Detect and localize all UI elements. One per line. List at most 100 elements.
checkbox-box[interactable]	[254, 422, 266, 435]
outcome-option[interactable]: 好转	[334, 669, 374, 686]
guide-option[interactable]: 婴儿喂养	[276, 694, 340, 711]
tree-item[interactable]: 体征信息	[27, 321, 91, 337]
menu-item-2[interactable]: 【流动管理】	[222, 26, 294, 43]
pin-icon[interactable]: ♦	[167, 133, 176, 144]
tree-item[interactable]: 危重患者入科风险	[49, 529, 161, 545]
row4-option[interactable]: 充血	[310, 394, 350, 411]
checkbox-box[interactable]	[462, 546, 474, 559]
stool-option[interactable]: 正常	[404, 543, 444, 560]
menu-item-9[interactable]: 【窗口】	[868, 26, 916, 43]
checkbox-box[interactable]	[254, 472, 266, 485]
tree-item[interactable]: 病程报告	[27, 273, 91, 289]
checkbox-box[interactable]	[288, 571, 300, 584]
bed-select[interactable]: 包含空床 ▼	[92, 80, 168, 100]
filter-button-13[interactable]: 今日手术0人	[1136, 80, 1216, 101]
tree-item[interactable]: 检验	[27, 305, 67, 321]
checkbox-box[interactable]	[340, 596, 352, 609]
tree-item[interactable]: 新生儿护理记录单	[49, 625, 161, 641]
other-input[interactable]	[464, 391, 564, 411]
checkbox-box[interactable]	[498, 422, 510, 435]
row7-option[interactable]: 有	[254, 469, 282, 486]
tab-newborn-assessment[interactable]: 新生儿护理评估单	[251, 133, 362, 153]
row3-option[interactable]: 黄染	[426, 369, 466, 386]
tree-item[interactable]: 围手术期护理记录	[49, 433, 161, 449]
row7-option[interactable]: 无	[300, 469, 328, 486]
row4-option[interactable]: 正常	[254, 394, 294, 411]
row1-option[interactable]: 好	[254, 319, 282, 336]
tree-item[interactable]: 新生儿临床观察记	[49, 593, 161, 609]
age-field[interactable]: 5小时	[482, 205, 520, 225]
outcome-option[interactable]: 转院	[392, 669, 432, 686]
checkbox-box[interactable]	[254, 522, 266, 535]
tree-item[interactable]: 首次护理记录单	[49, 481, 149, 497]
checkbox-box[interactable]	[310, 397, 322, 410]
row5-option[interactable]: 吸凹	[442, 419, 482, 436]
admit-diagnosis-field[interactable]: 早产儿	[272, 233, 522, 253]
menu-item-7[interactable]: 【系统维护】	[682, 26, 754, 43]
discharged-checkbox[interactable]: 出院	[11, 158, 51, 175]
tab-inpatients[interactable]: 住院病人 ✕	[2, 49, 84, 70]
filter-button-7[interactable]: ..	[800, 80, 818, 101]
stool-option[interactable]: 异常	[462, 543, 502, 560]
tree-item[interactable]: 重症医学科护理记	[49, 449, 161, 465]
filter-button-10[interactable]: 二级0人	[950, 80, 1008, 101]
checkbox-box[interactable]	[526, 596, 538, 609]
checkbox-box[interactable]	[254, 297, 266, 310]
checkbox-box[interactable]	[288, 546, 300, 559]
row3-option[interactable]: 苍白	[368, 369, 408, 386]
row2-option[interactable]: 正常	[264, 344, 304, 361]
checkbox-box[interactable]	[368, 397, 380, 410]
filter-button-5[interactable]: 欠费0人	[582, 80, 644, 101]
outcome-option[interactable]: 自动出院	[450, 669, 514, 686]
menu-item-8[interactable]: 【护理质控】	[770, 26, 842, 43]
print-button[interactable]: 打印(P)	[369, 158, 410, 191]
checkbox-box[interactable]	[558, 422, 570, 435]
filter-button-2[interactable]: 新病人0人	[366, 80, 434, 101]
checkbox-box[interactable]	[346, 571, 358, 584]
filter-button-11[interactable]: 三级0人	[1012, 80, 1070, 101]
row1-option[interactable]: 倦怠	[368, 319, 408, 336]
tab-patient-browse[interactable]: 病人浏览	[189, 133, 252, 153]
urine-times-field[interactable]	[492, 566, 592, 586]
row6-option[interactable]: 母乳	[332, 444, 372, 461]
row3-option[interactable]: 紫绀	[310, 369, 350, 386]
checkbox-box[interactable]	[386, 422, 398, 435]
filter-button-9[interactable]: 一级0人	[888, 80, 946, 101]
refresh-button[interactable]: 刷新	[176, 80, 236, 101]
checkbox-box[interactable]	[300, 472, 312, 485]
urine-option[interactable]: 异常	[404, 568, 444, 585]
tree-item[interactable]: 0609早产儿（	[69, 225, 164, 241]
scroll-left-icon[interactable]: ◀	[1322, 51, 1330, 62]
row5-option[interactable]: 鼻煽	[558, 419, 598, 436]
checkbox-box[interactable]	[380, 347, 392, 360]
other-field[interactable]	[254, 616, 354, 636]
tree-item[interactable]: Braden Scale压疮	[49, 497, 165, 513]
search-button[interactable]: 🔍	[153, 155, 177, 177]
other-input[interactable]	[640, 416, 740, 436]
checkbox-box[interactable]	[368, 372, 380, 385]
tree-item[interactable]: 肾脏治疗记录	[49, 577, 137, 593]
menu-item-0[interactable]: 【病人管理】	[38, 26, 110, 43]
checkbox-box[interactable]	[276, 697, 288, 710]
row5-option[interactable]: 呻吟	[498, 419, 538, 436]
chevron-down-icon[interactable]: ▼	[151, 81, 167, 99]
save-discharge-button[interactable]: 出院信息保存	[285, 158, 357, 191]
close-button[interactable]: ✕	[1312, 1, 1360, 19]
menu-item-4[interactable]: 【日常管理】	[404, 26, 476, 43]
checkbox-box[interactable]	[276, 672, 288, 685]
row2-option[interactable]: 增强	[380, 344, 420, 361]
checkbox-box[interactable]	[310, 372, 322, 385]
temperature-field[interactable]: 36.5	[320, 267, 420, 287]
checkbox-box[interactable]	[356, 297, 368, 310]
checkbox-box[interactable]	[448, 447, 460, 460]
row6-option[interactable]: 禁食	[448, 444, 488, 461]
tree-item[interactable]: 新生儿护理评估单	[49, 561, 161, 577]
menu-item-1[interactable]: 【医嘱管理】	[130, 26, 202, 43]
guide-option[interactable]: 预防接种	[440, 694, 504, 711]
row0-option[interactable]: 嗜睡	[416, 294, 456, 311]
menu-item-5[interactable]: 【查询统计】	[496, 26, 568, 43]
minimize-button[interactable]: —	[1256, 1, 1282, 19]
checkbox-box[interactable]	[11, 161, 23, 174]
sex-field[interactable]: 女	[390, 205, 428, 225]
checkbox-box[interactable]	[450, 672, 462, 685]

What this task involves =
Every word of the data above should be given again, exactly as it stands.

Answer =
Detect and localize all UI elements. One per line. List at most 100 elements.
checkbox-box[interactable]	[254, 422, 266, 435]
outcome-option[interactable]: 好转	[334, 669, 374, 686]
guide-option[interactable]: 婴儿喂养	[276, 694, 340, 711]
tree-item[interactable]: 体征信息	[27, 321, 91, 337]
menu-item-2[interactable]: 【流动管理】	[222, 26, 294, 43]
pin-icon[interactable]: ♦	[167, 133, 176, 144]
tree-item[interactable]: 危重患者入科风险	[49, 529, 161, 545]
row4-option[interactable]: 充血	[310, 394, 350, 411]
checkbox-box[interactable]	[462, 546, 474, 559]
stool-option[interactable]: 正常	[404, 543, 444, 560]
menu-item-9[interactable]: 【窗口】	[868, 26, 916, 43]
checkbox-box[interactable]	[254, 472, 266, 485]
tree-item[interactable]: 病程报告	[27, 273, 91, 289]
checkbox-box[interactable]	[288, 571, 300, 584]
bed-select[interactable]: 包含空床 ▼	[92, 80, 168, 100]
filter-button-13[interactable]: 今日手术0人	[1136, 80, 1216, 101]
tree-item[interactable]: 检验	[27, 305, 67, 321]
checkbox-box[interactable]	[340, 596, 352, 609]
tree-item[interactable]: 新生儿护理记录单	[49, 625, 161, 641]
other-input[interactable]	[464, 391, 564, 411]
checkbox-box[interactable]	[498, 422, 510, 435]
row7-option[interactable]: 有	[254, 469, 282, 486]
tab-newborn-assessment[interactable]: 新生儿护理评估单	[251, 133, 362, 153]
row3-option[interactable]: 黄染	[426, 369, 466, 386]
tree-item[interactable]: 围手术期护理记录	[49, 433, 161, 449]
row7-option[interactable]: 无	[300, 469, 328, 486]
row4-option[interactable]: 正常	[254, 394, 294, 411]
row1-option[interactable]: 好	[254, 319, 282, 336]
tree-item[interactable]: 新生儿临床观察记	[49, 593, 161, 609]
age-field[interactable]: 5小时	[482, 205, 520, 225]
outcome-option[interactable]: 转院	[392, 669, 432, 686]
checkbox-box[interactable]	[254, 522, 266, 535]
tree-item[interactable]: 首次护理记录单	[49, 481, 149, 497]
checkbox-box[interactable]	[310, 397, 322, 410]
row5-option[interactable]: 吸凹	[442, 419, 482, 436]
admit-diagnosis-field[interactable]: 早产儿	[272, 233, 522, 253]
menu-item-7[interactable]: 【系统维护】	[682, 26, 754, 43]
discharged-checkbox[interactable]: 出院	[11, 158, 51, 175]
tab-inpatients[interactable]: 住院病人 ✕	[2, 49, 84, 70]
filter-button-7[interactable]: ..	[800, 80, 818, 101]
stool-option[interactable]: 异常	[462, 543, 502, 560]
tree-item[interactable]: 重症医学科护理记	[49, 449, 161, 465]
filter-button-10[interactable]: 二级0人	[950, 80, 1008, 101]
checkbox-box[interactable]	[526, 596, 538, 609]
checkbox-box[interactable]	[254, 297, 266, 310]
checkbox-box[interactable]	[288, 546, 300, 559]
row3-option[interactable]: 苍白	[368, 369, 408, 386]
row2-option[interactable]: 正常	[264, 344, 304, 361]
checkbox-box[interactable]	[368, 397, 380, 410]
filter-button-5[interactable]: 欠费0人	[582, 80, 644, 101]
outcome-option[interactable]: 自动出院	[450, 669, 514, 686]
menu-item-8[interactable]: 【护理质控】	[770, 26, 842, 43]
print-button[interactable]: 打印(P)	[369, 158, 410, 191]
checkbox-box[interactable]	[558, 422, 570, 435]
filter-button-2[interactable]: 新病人0人	[366, 80, 434, 101]
checkbox-box[interactable]	[346, 571, 358, 584]
filter-button-11[interactable]: 三级0人	[1012, 80, 1070, 101]
row1-option[interactable]: 倦怠	[368, 319, 408, 336]
tab-patient-browse[interactable]: 病人浏览	[189, 133, 252, 153]
urine-times-field[interactable]	[492, 566, 592, 586]
row6-option[interactable]: 母乳	[332, 444, 372, 461]
row3-option[interactable]: 紫绀	[310, 369, 350, 386]
checkbox-box[interactable]	[386, 422, 398, 435]
filter-button-9[interactable]: 一级0人	[888, 80, 946, 101]
refresh-button[interactable]: 刷新	[176, 80, 236, 101]
checkbox-box[interactable]	[300, 472, 312, 485]
urine-option[interactable]: 异常	[404, 568, 444, 585]
tree-item[interactable]: 0609早产儿（	[69, 225, 164, 241]
scroll-left-icon[interactable]: ◀	[1322, 51, 1330, 62]
row5-option[interactable]: 鼻煽	[558, 419, 598, 436]
checkbox-box[interactable]	[380, 347, 392, 360]
other-field[interactable]	[254, 616, 354, 636]
tree-item[interactable]: Braden Scale压疮	[49, 497, 165, 513]
search-button[interactable]: 🔍	[153, 155, 177, 177]
other-input[interactable]	[640, 416, 740, 436]
checkbox-box[interactable]	[368, 372, 380, 385]
tree-item[interactable]: 肾脏治疗记录	[49, 577, 137, 593]
menu-item-0[interactable]: 【病人管理】	[38, 26, 110, 43]
checkbox-box[interactable]	[276, 697, 288, 710]
row5-option[interactable]: 呻吟	[498, 419, 538, 436]
chevron-down-icon[interactable]: ▼	[151, 81, 167, 99]
save-discharge-button[interactable]: 出院信息保存	[285, 158, 357, 191]
close-button[interactable]: ✕	[1312, 1, 1360, 19]
menu-item-4[interactable]: 【日常管理】	[404, 26, 476, 43]
checkbox-box[interactable]	[276, 672, 288, 685]
row2-option[interactable]: 增强	[380, 344, 420, 361]
checkbox-box[interactable]	[310, 372, 322, 385]
temperature-field[interactable]: 36.5	[320, 267, 420, 287]
checkbox-box[interactable]	[356, 297, 368, 310]
checkbox-box[interactable]	[448, 447, 460, 460]
row6-option[interactable]: 禁食	[448, 444, 488, 461]
tree-item[interactable]: 新生儿护理评估单	[49, 561, 161, 577]
menu-item-1[interactable]: 【医嘱管理】	[130, 26, 202, 43]
guide-option[interactable]: 预防接种	[440, 694, 504, 711]
row0-option[interactable]: 嗜睡	[416, 294, 456, 311]
menu-item-5[interactable]: 【查询统计】	[496, 26, 568, 43]
minimize-button[interactable]: —	[1256, 1, 1282, 19]
checkbox-box[interactable]	[11, 161, 23, 174]
sex-field[interactable]: 女	[390, 205, 428, 225]
checkbox-box[interactable]	[450, 672, 462, 685]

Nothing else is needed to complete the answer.